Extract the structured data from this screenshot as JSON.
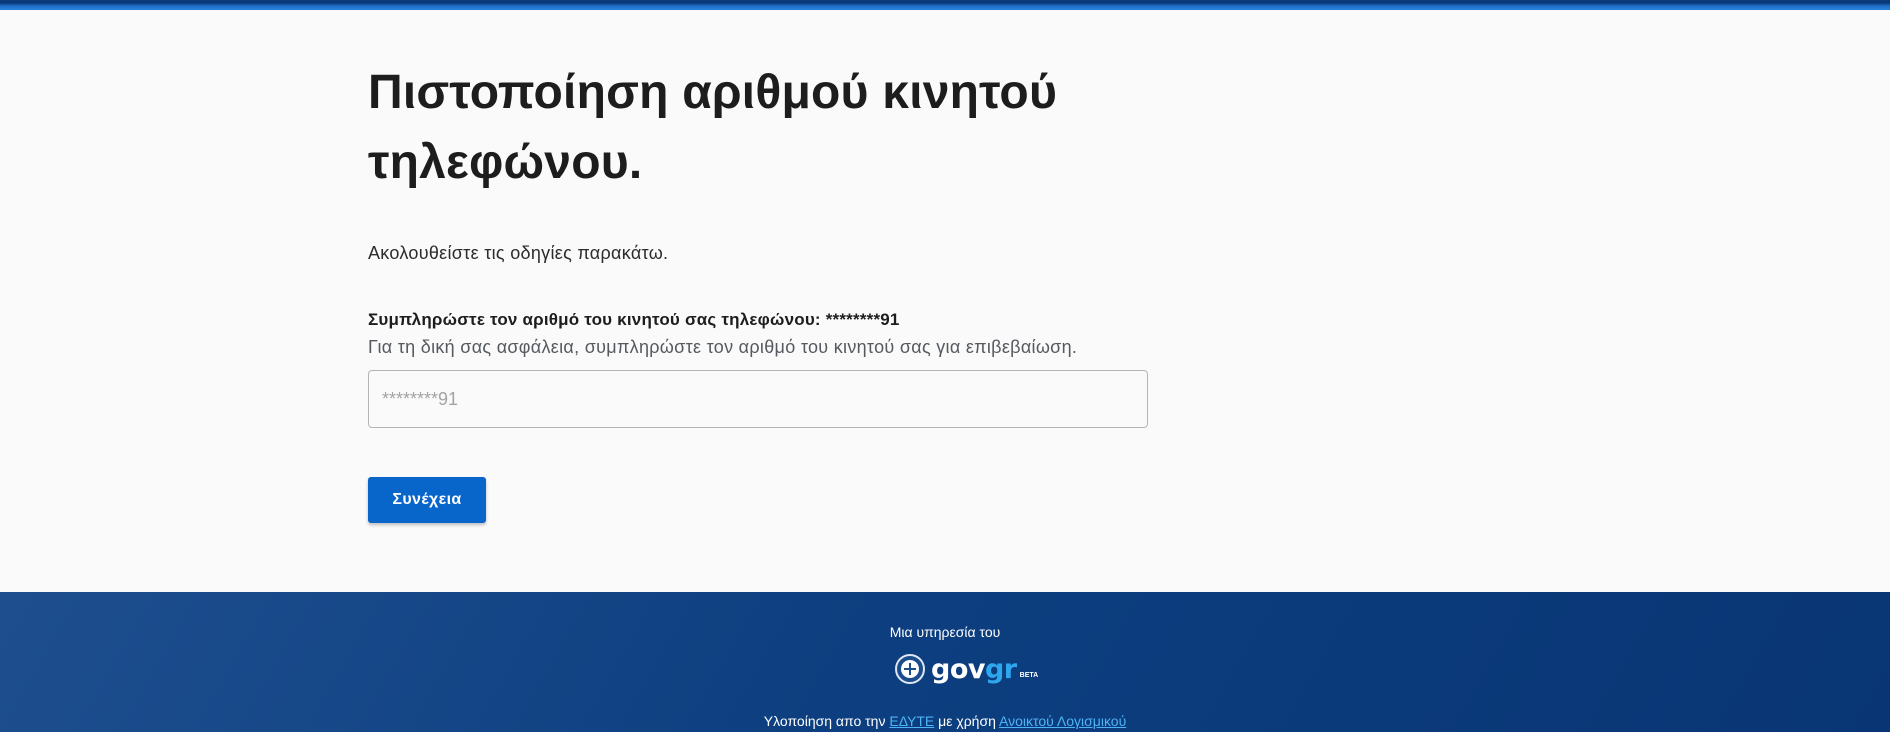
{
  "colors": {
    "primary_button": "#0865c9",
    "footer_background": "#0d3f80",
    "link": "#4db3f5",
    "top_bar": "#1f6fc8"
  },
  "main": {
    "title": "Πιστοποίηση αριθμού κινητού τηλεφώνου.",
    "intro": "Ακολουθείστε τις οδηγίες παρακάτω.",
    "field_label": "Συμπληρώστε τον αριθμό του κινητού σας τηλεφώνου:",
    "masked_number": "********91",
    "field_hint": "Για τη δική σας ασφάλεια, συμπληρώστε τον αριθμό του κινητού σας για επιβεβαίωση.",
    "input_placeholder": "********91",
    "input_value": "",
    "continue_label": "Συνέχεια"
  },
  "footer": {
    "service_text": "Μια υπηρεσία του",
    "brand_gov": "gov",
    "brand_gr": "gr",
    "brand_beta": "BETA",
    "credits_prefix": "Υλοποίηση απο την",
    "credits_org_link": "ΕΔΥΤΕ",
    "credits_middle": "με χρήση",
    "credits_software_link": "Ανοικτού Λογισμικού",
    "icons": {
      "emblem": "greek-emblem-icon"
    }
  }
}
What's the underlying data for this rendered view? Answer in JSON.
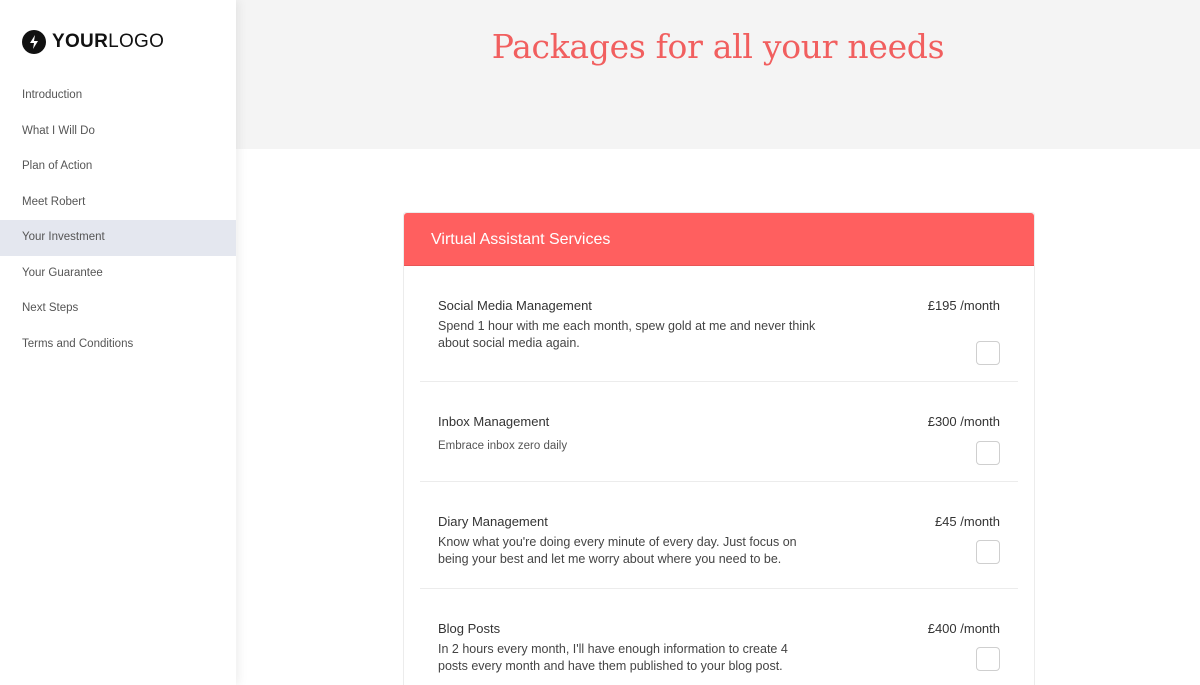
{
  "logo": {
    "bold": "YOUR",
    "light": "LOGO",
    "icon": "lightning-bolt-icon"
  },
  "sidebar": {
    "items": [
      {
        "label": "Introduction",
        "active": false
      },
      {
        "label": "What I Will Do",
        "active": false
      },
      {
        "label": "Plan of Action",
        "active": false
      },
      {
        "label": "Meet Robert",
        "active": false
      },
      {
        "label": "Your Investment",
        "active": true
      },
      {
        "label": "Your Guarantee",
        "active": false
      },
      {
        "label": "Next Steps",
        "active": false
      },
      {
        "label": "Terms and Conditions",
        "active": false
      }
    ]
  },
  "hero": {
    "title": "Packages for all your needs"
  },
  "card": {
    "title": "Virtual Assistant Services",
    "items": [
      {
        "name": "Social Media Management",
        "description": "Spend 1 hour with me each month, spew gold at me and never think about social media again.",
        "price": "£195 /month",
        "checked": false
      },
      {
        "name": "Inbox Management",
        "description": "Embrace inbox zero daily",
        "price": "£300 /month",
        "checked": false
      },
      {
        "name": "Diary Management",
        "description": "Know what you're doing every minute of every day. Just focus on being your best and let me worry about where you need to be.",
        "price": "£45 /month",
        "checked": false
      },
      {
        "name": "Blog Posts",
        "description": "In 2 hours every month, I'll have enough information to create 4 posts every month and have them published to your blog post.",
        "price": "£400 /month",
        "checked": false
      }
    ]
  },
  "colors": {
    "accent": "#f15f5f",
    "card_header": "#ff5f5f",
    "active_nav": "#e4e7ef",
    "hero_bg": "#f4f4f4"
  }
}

• • • •

** TASK BRIEF **
Give every record back exactly as it reads, with no images.

** EXERCISE OUTPUT **
Extract the structured data from this screenshot as JSON.
{
  "colors": {
    "primary_button": "#0865c9",
    "footer_background": "#0d3f80",
    "link": "#4db3f5",
    "top_bar": "#1f6fc8"
  },
  "main": {
    "title": "Πιστοποίηση αριθμού κινητού τηλεφώνου.",
    "intro": "Ακολουθείστε τις οδηγίες παρακάτω.",
    "field_label": "Συμπληρώστε τον αριθμό του κινητού σας τηλεφώνου:",
    "masked_number": "********91",
    "field_hint": "Για τη δική σας ασφάλεια, συμπληρώστε τον αριθμό του κινητού σας για επιβεβαίωση.",
    "input_placeholder": "********91",
    "input_value": "",
    "continue_label": "Συνέχεια"
  },
  "footer": {
    "service_text": "Μια υπηρεσία του",
    "brand_gov": "gov",
    "brand_gr": "gr",
    "brand_beta": "BETA",
    "credits_prefix": "Υλοποίηση απο την",
    "credits_org_link": "ΕΔΥΤΕ",
    "credits_middle": "με χρήση",
    "credits_software_link": "Ανοικτού Λογισμικού",
    "icons": {
      "emblem": "greek-emblem-icon"
    }
  }
}
What's the underlying data for this rendered view? Answer in JSON.
{
  "logo": {
    "bold": "YOUR",
    "light": "LOGO",
    "icon": "lightning-bolt-icon"
  },
  "sidebar": {
    "items": [
      {
        "label": "Introduction",
        "active": false
      },
      {
        "label": "What I Will Do",
        "active": false
      },
      {
        "label": "Plan of Action",
        "active": false
      },
      {
        "label": "Meet Robert",
        "active": false
      },
      {
        "label": "Your Investment",
        "active": true
      },
      {
        "label": "Your Guarantee",
        "active": false
      },
      {
        "label": "Next Steps",
        "active": false
      },
      {
        "label": "Terms and Conditions",
        "active": false
      }
    ]
  },
  "hero": {
    "title": "Packages for all your needs"
  },
  "card": {
    "title": "Virtual Assistant Services",
    "items": [
      {
        "name": "Social Media Management",
        "description": "Spend 1 hour with me each month, spew gold at me and never think about social media again.",
        "price": "£195 /month",
        "checked": false
      },
      {
        "name": "Inbox Management",
        "description": "Embrace inbox zero daily",
        "price": "£300 /month",
        "checked": false
      },
      {
        "name": "Diary Management",
        "description": "Know what you're doing every minute of every day. Just focus on being your best and let me worry about where you need to be.",
        "price": "£45 /month",
        "checked": false
      },
      {
        "name": "Blog Posts",
        "description": "In 2 hours every month, I'll have enough information to create 4 posts every month and have them published to your blog post.",
        "price": "£400 /month",
        "checked": false
      }
    ]
  },
  "colors": {
    "accent": "#f15f5f",
    "card_header": "#ff5f5f",
    "active_nav": "#e4e7ef",
    "hero_bg": "#f4f4f4"
  }
}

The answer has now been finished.